* **REQUIRED TASK**
Identify the lines that contain the string "title" and report only how many there are.

****************************************

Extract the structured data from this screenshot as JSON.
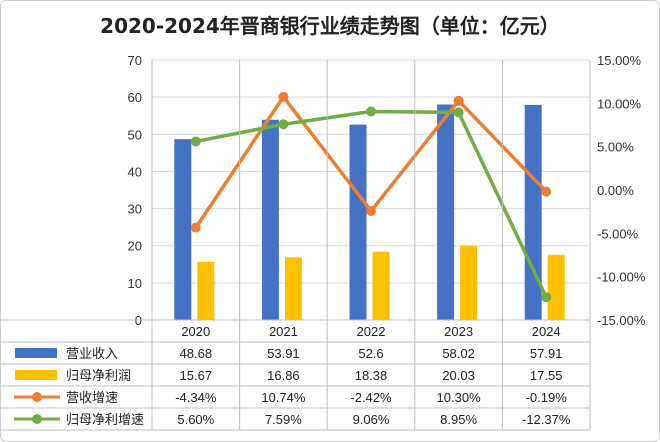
{
  "chart_data": {
    "type": "bar",
    "title": "2020-2024年晋商银行业绩走势图（单位：亿元）",
    "categories": [
      "2020",
      "2021",
      "2022",
      "2023",
      "2024"
    ],
    "series": [
      {
        "name": "营业收入",
        "kind": "bar",
        "axis": "left",
        "color": "#4472C4",
        "values": [
          48.68,
          53.91,
          52.6,
          58.02,
          57.91
        ],
        "labels": [
          "48.68",
          "53.91",
          "52.6",
          "58.02",
          "57.91"
        ]
      },
      {
        "name": "归母净利润",
        "kind": "bar",
        "axis": "left",
        "color": "#FFC000",
        "values": [
          15.67,
          16.86,
          18.38,
          20.03,
          17.55
        ],
        "labels": [
          "15.67",
          "16.86",
          "18.38",
          "20.03",
          "17.55"
        ]
      },
      {
        "name": "营收增速",
        "kind": "line",
        "axis": "right",
        "color": "#ED7D31",
        "values": [
          -4.34,
          10.74,
          -2.42,
          10.3,
          -0.19
        ],
        "labels": [
          "-4.34%",
          "10.74%",
          "-2.42%",
          "10.30%",
          "-0.19%"
        ]
      },
      {
        "name": "归母净利增速",
        "kind": "line",
        "axis": "right",
        "color": "#70AD47",
        "values": [
          5.6,
          7.59,
          9.06,
          8.95,
          -12.37
        ],
        "labels": [
          "5.60%",
          "7.59%",
          "9.06%",
          "8.95%",
          "-12.37%"
        ]
      }
    ],
    "y_left": {
      "min": 0,
      "max": 70,
      "ticks": [
        "0",
        "10",
        "20",
        "30",
        "40",
        "50",
        "60",
        "70"
      ]
    },
    "y_right": {
      "min": -15,
      "max": 15,
      "ticks": [
        "-15.00%",
        "-10.00%",
        "-5.00%",
        "0.00%",
        "5.00%",
        "10.00%",
        "15.00%"
      ]
    },
    "grid": true,
    "legend": "data-table"
  }
}
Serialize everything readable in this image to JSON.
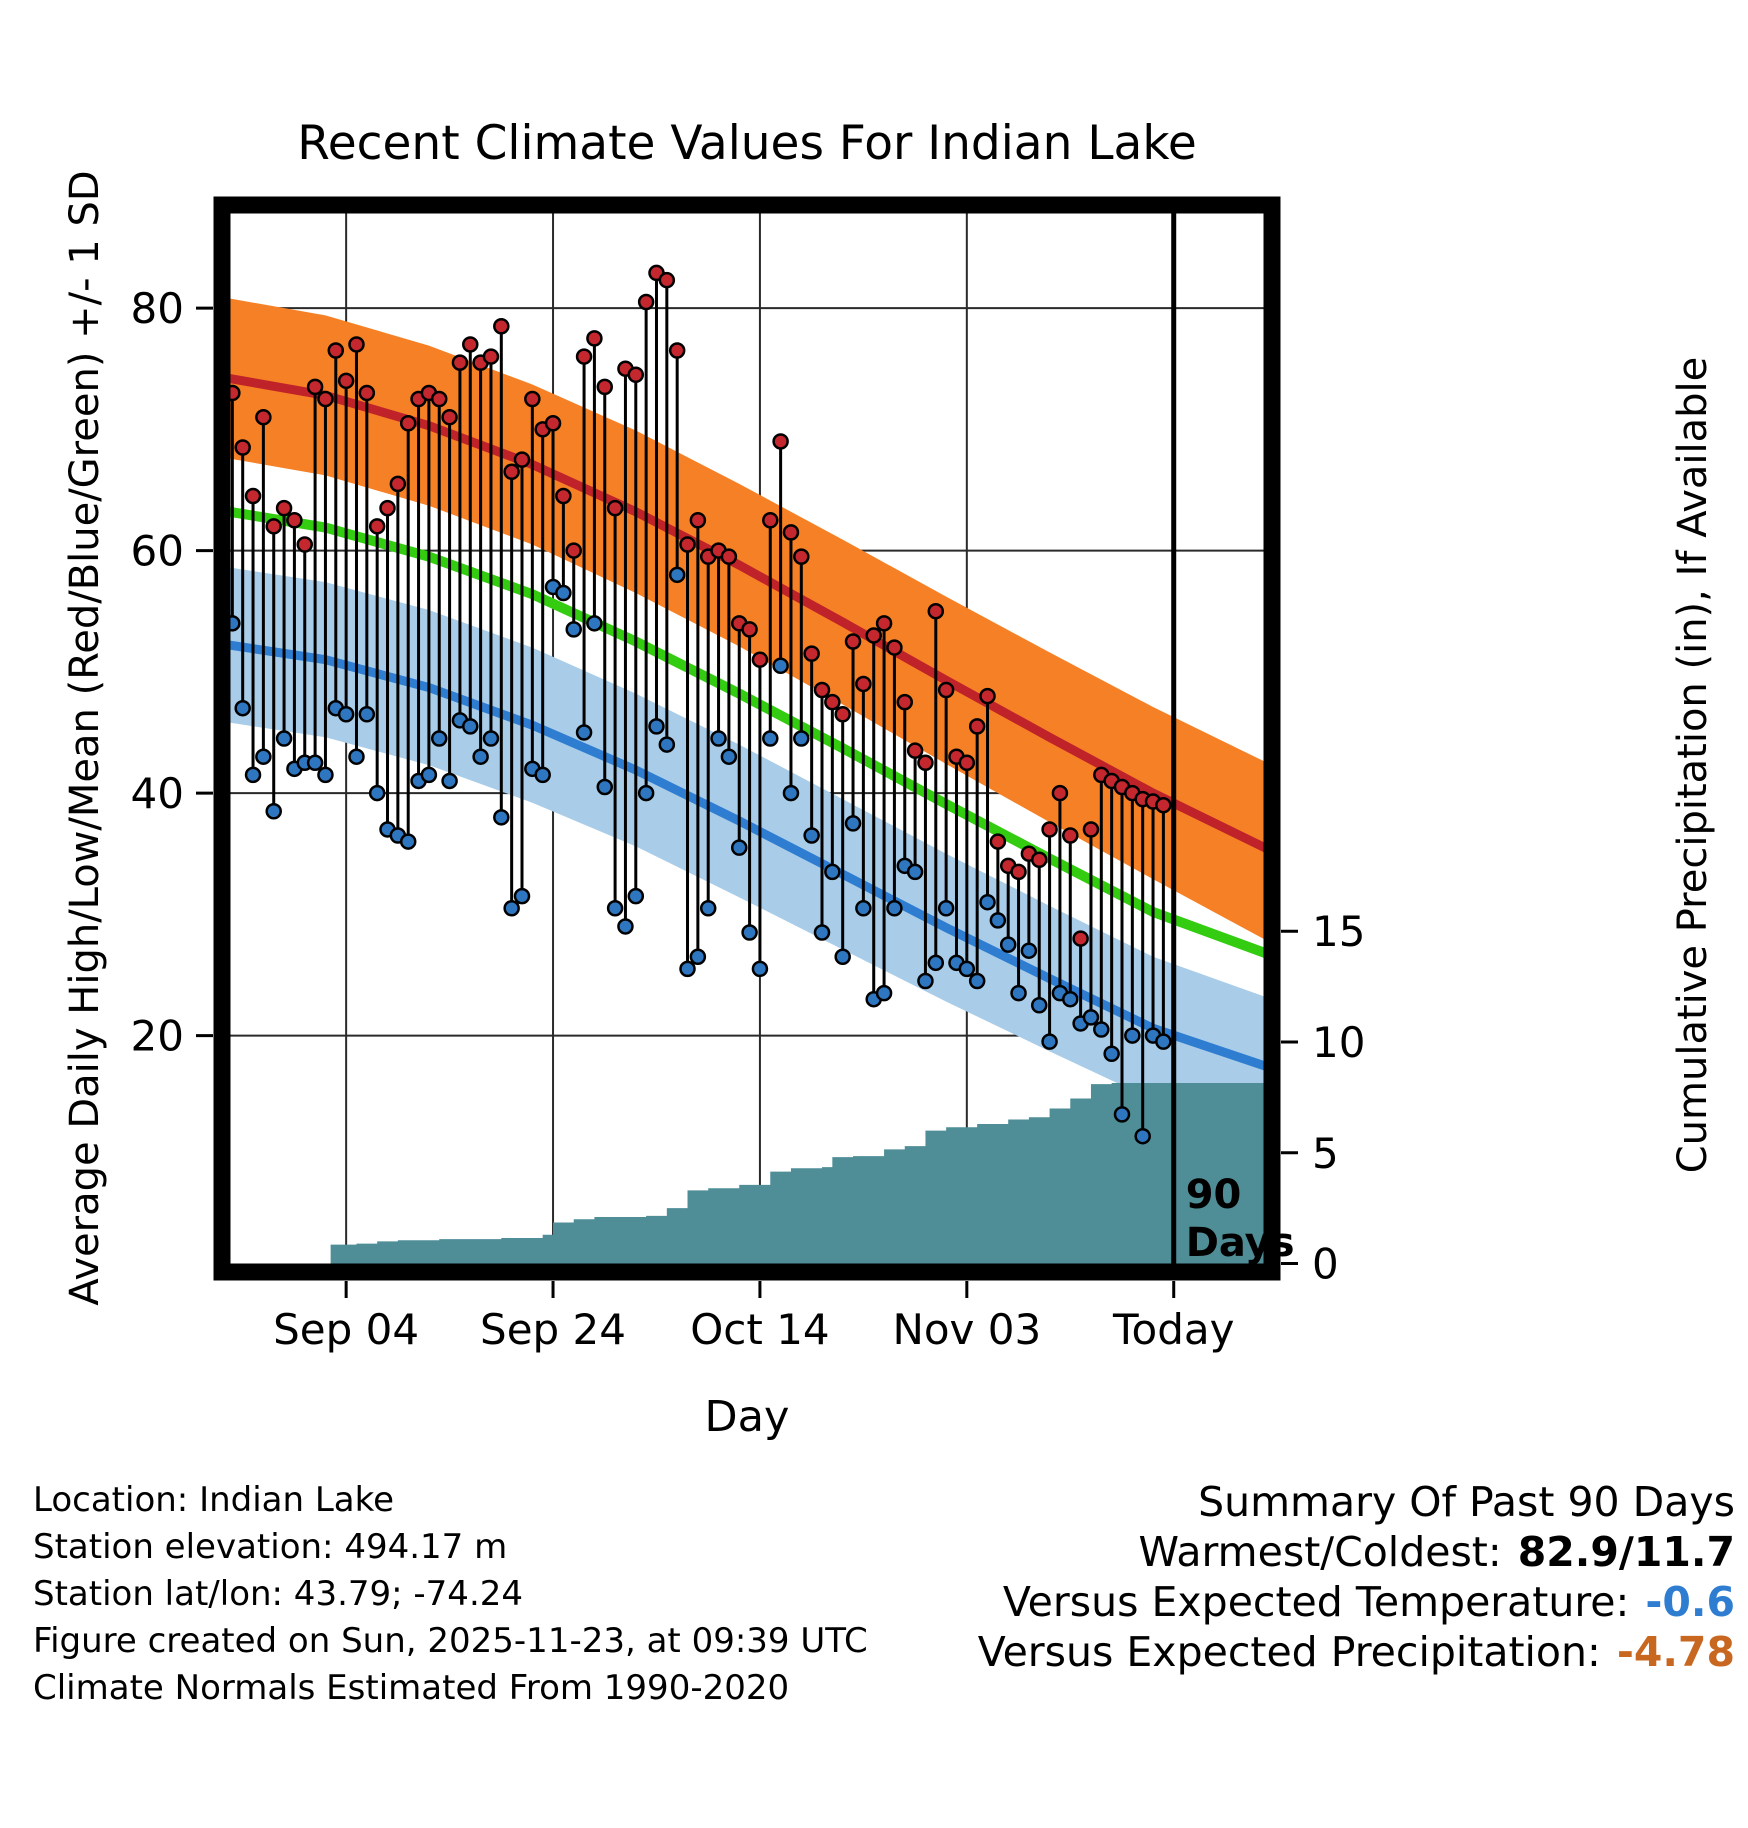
{
  "chart_data": {
    "type": "line",
    "title": "Recent Climate Values For Indian Lake",
    "xlabel": "Day",
    "ylabel_left": "Average Daily High/Low/Mean (Red/Blue/Green) +/- 1 SD",
    "ylabel_right": "Cumulative Precipitation (in), If Available",
    "x_tick_labels": [
      "Sep 04",
      "Sep 24",
      "Oct 14",
      "Nov 03",
      "Today"
    ],
    "x_tick_days": [
      12,
      32,
      52,
      72,
      92
    ],
    "x_range_days": [
      0,
      101.5
    ],
    "y_left": {
      "ticks": [
        20,
        40,
        60,
        80
      ],
      "range": [
        0.5,
        88.5
      ]
    },
    "y_right": {
      "ticks": [
        0,
        5,
        10,
        15
      ],
      "temp_equiv_zero": 1.2,
      "temp_per_inch": 1.827
    },
    "grid": true,
    "normals": {
      "days": [
        0,
        10,
        20,
        30,
        40,
        50,
        60,
        70,
        80,
        90,
        101.5
      ],
      "high_upper": [
        80.9,
        79.4,
        76.9,
        73.7,
        69.9,
        65.5,
        60.9,
        56.2,
        51.6,
        47.1,
        42.3
      ],
      "high_mean": [
        74.3,
        72.8,
        70.3,
        67.1,
        63.2,
        58.8,
        54.1,
        49.3,
        44.6,
        40.0,
        35.2
      ],
      "high_lower": [
        67.7,
        66.2,
        63.7,
        60.5,
        56.5,
        52.1,
        47.3,
        42.4,
        37.6,
        32.9,
        27.6
      ],
      "mean": [
        63.3,
        61.9,
        59.5,
        56.4,
        52.5,
        48.2,
        43.7,
        39.1,
        34.6,
        30.2,
        26.6
      ],
      "low_upper": [
        58.7,
        57.4,
        55.1,
        52.0,
        48.2,
        44.0,
        39.5,
        35.0,
        30.7,
        26.5,
        23.0
      ],
      "low_mean": [
        52.3,
        51.0,
        48.7,
        45.6,
        41.9,
        37.7,
        33.3,
        28.9,
        24.7,
        20.6,
        17.3
      ],
      "low_lower": [
        45.9,
        44.6,
        42.3,
        39.2,
        35.6,
        31.4,
        27.1,
        22.8,
        18.7,
        14.7,
        11.6
      ]
    },
    "daily": {
      "start_day": 1,
      "highs": [
        73,
        68.5,
        64.5,
        71,
        62,
        63.5,
        62.5,
        60.5,
        73.5,
        72.5,
        76.5,
        74,
        77,
        73,
        62,
        63.5,
        65.5,
        70.5,
        72.5,
        73,
        72.5,
        71,
        75.5,
        77,
        75.5,
        76,
        78.5,
        66.5,
        67.5,
        72.5,
        70,
        70.5,
        64.5,
        60,
        76,
        77.5,
        73.5,
        63.5,
        75,
        74.5,
        80.5,
        82.9,
        82.3,
        76.5,
        60.5,
        62.5,
        59.5,
        60,
        59.5,
        54,
        53.5,
        51,
        62.5,
        69,
        61.5,
        59.5,
        51.5,
        48.5,
        47.5,
        46.5,
        52.5,
        49,
        53,
        54,
        52,
        47.5,
        43.5,
        42.5,
        55,
        48.5,
        43,
        42.5,
        45.5,
        48,
        36,
        34,
        33.5,
        35,
        34.5,
        37,
        40,
        36.5,
        28,
        37,
        41.5,
        41,
        40.5,
        40,
        39.5,
        39.3,
        39
      ],
      "lows": [
        54,
        47,
        41.5,
        43,
        38.5,
        44.5,
        42,
        42.5,
        42.5,
        41.5,
        47,
        46.5,
        43,
        46.5,
        40,
        37,
        36.5,
        36,
        41,
        41.5,
        44.5,
        41,
        46,
        45.5,
        43,
        44.5,
        38,
        30.5,
        31.5,
        42,
        41.5,
        57,
        56.5,
        53.5,
        45,
        54,
        40.5,
        30.5,
        29,
        31.5,
        40,
        45.5,
        44,
        58,
        25.5,
        26.5,
        30.5,
        44.5,
        43,
        35.5,
        28.5,
        25.5,
        44.5,
        50.5,
        40,
        44.5,
        36.5,
        28.5,
        33.5,
        26.5,
        37.5,
        30.5,
        23,
        23.5,
        30.5,
        34,
        33.5,
        24.5,
        26,
        30.5,
        26,
        25.5,
        24.5,
        31,
        29.5,
        27.5,
        23.5,
        27,
        22.5,
        19.5,
        23.5,
        23,
        21,
        21.5,
        20.5,
        18.5,
        13.5,
        20,
        11.7,
        20,
        19.5
      ]
    },
    "precip_cumulative": {
      "days": [
        0,
        10,
        10.5,
        13,
        15,
        17,
        21,
        27,
        31,
        32,
        34,
        36,
        41,
        43,
        45,
        47,
        50,
        53,
        55,
        58,
        59,
        61,
        64,
        66,
        68,
        70,
        73,
        76,
        78,
        80,
        82,
        84,
        86,
        101.5
      ],
      "values": [
        0,
        0,
        0.85,
        0.9,
        1.0,
        1.05,
        1.1,
        1.15,
        1.3,
        1.85,
        2.0,
        2.1,
        2.15,
        2.5,
        3.3,
        3.4,
        3.55,
        4.15,
        4.3,
        4.35,
        4.8,
        4.85,
        5.15,
        5.3,
        6.0,
        6.15,
        6.3,
        6.5,
        6.6,
        7.0,
        7.45,
        8.1,
        8.15,
        8.15
      ]
    },
    "today_line_day": 92,
    "today_label_lines": [
      "90",
      "Days"
    ]
  },
  "footer": {
    "lines": [
      "Location: Indian Lake",
      "Station elevation: 494.17 m",
      "Station lat/lon: 43.79; -74.24",
      "Figure created on Sun, 2025-11-23, at 09:39 UTC",
      "Climate Normals Estimated From 1990-2020"
    ]
  },
  "summary": {
    "title": "Summary Of Past 90 Days",
    "rows": [
      {
        "label": "Warmest/Coldest:",
        "value": "82.9/11.7",
        "color": "#000000"
      },
      {
        "label": "Versus Expected Temperature:",
        "value": "-0.6",
        "color": "#2e7dd1"
      },
      {
        "label": "Versus Expected Precipitation:",
        "value": "-4.78",
        "color": "#c8671f"
      }
    ]
  },
  "colors": {
    "orange_band": "#f58025",
    "red_line": "#bf2228",
    "green_line": "#33cc11",
    "blue_band": "#a9cde8",
    "blue_line": "#2e7dd1",
    "teal_fill": "#4f8d97",
    "high_dot": "#c4272e",
    "low_dot": "#2e77c0",
    "stem": "#000000"
  }
}
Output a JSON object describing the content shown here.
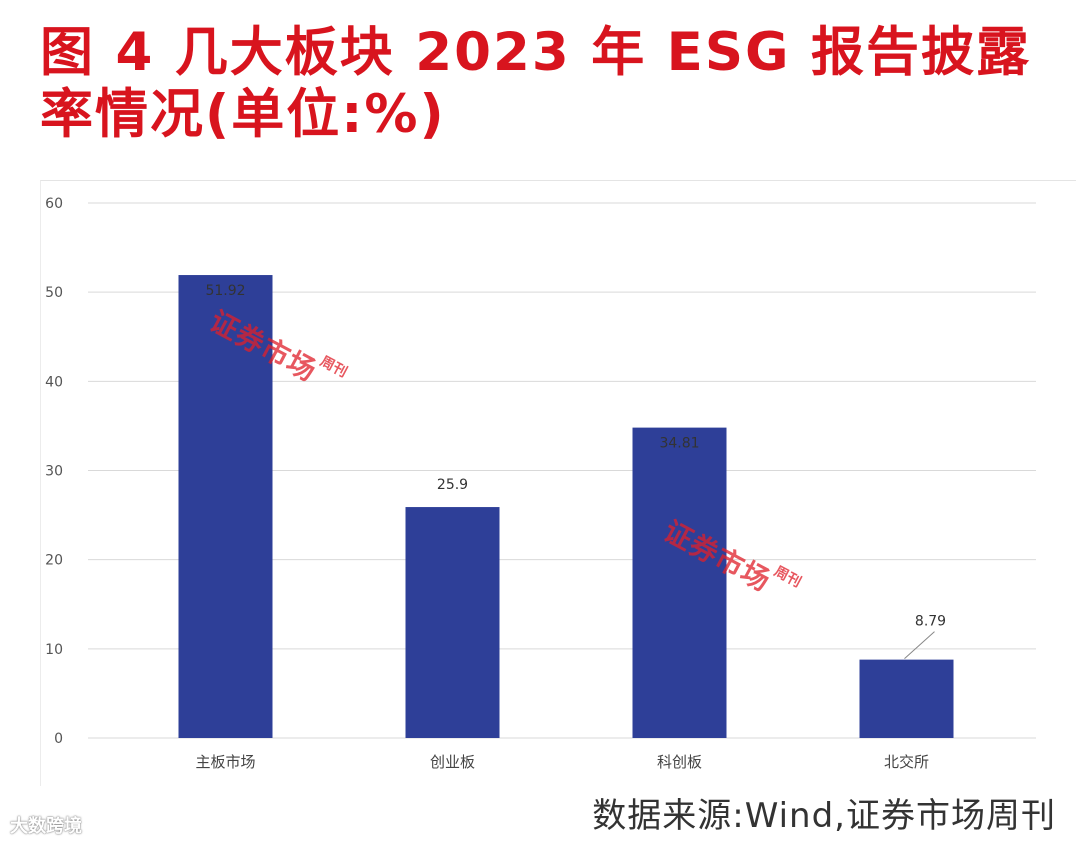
{
  "header": {
    "title": "图 4  几大板块 2023 年 ESG 报告披露率情况(单位:%)"
  },
  "chart_data": {
    "type": "bar",
    "categories": [
      "主板市场",
      "创业板",
      "科创板",
      "北交所"
    ],
    "values": [
      51.92,
      25.9,
      34.81,
      8.79
    ],
    "data_labels": [
      "51.92",
      "25.9",
      "34.81",
      "8.79"
    ],
    "y_ticks": [
      "0",
      "10",
      "20",
      "30",
      "40",
      "50",
      "60"
    ],
    "ylim": [
      0,
      60
    ],
    "grid": true,
    "bar_color": "#2e3f98",
    "title": "",
    "xlabel": "",
    "ylabel": ""
  },
  "footer": {
    "source": "数据来源:Wind,证券市场周刊",
    "logo": "大数跨境"
  },
  "watermark": {
    "main": "证券市场",
    "side": "周刊"
  }
}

****************************************

* **ANSWER IN FULL**
5